AIM OF THE TASK: Please report every line from the material that contains the word "Difference".

── ENTRIES ──

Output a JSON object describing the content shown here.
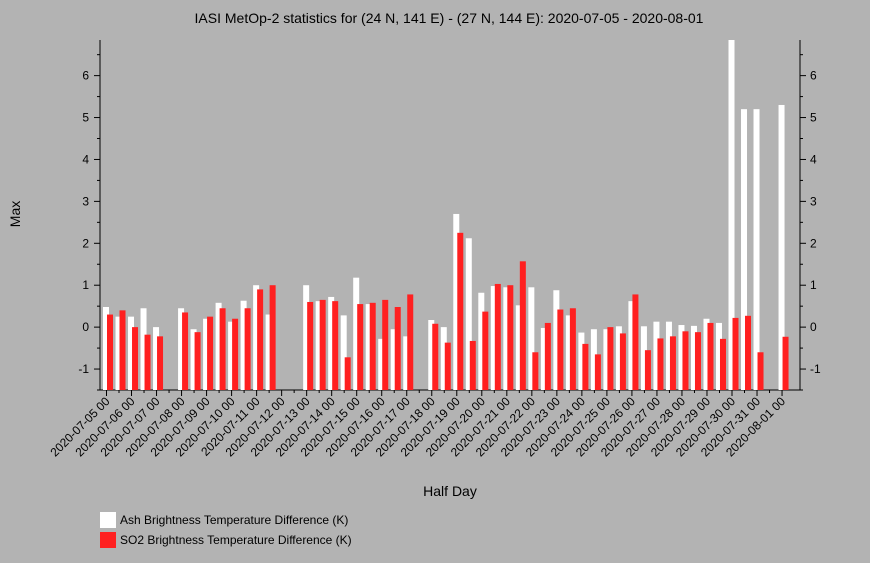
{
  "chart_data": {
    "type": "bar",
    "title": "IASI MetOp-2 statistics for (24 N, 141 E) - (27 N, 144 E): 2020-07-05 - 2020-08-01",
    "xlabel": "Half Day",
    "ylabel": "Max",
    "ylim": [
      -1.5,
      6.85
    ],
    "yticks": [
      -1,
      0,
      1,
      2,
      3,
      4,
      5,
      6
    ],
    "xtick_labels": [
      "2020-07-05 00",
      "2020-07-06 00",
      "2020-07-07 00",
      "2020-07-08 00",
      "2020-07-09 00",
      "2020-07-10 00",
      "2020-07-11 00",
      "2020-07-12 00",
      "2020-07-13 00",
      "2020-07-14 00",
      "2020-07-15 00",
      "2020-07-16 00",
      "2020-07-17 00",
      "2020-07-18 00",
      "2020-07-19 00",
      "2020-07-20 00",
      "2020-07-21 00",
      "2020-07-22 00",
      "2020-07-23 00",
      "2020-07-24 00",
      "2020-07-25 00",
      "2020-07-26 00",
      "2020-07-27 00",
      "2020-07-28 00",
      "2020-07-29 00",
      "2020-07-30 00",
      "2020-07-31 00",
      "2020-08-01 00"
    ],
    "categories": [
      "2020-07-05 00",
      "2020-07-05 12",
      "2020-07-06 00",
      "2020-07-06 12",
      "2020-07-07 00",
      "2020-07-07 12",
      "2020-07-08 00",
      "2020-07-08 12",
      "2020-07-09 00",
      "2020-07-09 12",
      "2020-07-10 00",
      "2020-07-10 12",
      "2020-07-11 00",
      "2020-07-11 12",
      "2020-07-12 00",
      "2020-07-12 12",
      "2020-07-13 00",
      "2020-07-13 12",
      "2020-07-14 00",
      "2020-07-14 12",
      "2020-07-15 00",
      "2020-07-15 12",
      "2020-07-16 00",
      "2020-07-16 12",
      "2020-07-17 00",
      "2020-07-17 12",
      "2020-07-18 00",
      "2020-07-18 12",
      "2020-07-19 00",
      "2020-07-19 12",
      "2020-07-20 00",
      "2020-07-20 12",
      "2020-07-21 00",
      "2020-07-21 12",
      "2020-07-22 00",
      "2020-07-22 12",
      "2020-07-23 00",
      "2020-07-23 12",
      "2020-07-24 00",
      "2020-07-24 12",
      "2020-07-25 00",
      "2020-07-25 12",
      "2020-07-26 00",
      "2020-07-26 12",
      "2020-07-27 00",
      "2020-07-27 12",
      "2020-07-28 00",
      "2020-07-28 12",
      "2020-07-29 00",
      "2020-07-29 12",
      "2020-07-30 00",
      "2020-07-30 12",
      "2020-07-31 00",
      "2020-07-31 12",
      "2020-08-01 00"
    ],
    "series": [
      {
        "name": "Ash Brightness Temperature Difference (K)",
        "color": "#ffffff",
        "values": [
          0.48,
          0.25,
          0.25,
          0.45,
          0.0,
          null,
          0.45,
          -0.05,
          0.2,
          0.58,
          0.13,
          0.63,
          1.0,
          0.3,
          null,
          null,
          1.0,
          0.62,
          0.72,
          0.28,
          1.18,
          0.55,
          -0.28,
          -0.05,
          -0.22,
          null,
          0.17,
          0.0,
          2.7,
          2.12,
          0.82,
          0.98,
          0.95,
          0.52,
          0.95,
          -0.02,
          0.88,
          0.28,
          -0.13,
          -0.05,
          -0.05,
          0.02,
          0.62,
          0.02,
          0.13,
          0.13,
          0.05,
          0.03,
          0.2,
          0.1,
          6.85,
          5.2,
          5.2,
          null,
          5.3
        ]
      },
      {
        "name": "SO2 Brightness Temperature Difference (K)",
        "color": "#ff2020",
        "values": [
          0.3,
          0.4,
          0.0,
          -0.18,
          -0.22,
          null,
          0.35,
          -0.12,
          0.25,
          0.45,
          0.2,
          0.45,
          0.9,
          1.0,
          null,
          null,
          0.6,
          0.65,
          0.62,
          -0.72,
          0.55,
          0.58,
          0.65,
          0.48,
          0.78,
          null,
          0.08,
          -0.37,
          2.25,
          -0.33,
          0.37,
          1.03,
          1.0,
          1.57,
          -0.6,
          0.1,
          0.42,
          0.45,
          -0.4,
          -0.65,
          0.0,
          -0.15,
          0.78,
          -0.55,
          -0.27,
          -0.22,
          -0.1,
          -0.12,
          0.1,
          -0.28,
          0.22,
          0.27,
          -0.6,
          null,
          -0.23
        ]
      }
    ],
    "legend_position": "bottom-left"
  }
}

───
── ENTRIES ──

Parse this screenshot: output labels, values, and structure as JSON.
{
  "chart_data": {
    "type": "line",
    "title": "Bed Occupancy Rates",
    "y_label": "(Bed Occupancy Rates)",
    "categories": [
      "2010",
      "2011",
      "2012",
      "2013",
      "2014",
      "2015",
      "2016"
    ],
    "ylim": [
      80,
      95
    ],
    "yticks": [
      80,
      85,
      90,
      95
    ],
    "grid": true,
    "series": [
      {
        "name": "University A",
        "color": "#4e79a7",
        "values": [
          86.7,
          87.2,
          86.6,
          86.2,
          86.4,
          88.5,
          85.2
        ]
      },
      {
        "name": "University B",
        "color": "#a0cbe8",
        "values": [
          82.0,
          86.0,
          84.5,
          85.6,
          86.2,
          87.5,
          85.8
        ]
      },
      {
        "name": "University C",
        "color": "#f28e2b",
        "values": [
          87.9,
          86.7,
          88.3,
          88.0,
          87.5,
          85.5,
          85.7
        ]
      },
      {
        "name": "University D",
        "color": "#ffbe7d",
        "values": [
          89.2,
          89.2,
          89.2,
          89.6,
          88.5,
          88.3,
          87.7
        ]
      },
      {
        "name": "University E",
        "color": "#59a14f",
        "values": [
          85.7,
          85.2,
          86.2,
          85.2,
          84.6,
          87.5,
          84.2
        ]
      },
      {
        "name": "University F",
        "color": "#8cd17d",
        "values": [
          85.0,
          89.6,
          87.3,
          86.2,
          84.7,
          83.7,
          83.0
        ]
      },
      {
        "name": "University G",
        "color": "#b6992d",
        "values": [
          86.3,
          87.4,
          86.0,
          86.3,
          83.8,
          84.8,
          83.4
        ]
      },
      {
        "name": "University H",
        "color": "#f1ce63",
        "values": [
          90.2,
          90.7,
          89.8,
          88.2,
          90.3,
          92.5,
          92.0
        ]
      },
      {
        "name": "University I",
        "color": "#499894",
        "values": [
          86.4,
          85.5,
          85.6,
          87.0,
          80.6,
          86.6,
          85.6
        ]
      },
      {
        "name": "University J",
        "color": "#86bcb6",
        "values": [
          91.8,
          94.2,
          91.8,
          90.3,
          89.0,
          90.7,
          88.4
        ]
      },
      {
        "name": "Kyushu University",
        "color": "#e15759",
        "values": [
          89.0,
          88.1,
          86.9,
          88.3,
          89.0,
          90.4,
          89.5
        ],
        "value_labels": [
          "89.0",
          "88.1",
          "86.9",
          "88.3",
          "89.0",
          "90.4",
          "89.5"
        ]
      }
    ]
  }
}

───

WORKED SOLUTION:
        "name": "Ash Brightness Temperature Difference (K)",
        "name": "SO2 Brightness Temperature Difference (K)",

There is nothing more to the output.